◆ **Task prompt**: Each entry below is to be extracted exactly.

-- BEGIN Data lines --

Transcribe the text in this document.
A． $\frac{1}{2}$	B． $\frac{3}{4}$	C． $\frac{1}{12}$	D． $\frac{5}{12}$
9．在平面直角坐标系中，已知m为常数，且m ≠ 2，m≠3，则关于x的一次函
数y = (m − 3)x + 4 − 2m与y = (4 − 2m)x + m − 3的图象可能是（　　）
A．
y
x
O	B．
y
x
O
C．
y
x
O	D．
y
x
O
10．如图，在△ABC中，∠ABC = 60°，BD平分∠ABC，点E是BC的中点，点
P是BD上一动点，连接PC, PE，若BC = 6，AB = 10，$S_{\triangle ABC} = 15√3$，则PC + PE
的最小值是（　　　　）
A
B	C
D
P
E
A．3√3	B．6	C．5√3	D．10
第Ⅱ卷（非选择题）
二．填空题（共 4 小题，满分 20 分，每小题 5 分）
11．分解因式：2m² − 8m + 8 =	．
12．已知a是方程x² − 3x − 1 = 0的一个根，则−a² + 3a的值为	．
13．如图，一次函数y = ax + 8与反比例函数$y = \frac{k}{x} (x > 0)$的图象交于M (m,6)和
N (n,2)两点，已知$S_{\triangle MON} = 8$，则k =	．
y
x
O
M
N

-- END Data lines --

◆ **Result of this task**:
Transcribe the text in this document.
A． $\frac{1}{2}$	B． $\frac{3}{4}$	C． $\frac{1}{12}$	D． $\frac{5}{12}$
9．在平面直角坐标系中，已知m为常数，且m ≠ 2，m≠3，则关于x的一次函
数y = (m − 3)x + 4 − 2m与y = (4 − 2m)x + m − 3的图象可能是（　　）
A．
y
x
O	B．
y
x
O
C．
y
x
O	D．
y
x
O
10．如图，在△ABC中，∠ABC = 60°，BD平分∠ABC，点E是BC的中点，点
P是BD上一动点，连接PC, PE，若BC = 6，AB = 10，$S_{\triangle ABC} = 15√3$，则PC + PE
的最小值是（　　　　）
A
B	C
D
P
E
A．3√3	B．6	C．5√3	D．10
第Ⅱ卷（非选择题）
二．填空题（共 4 小题，满分 20 分，每小题 5 分）
11．分解因式：2m² − 8m + 8 =	．
12．已知a是方程x² − 3x − 1 = 0的一个根，则−a² + 3a的值为	．
13．如图，一次函数y = ax + 8与反比例函数$y = \frac{k}{x} (x > 0)$的图象交于M (m,6)和
N (n,2)两点，已知$S_{\triangle MON} = 8$，则k =	．
y
x
O
M
N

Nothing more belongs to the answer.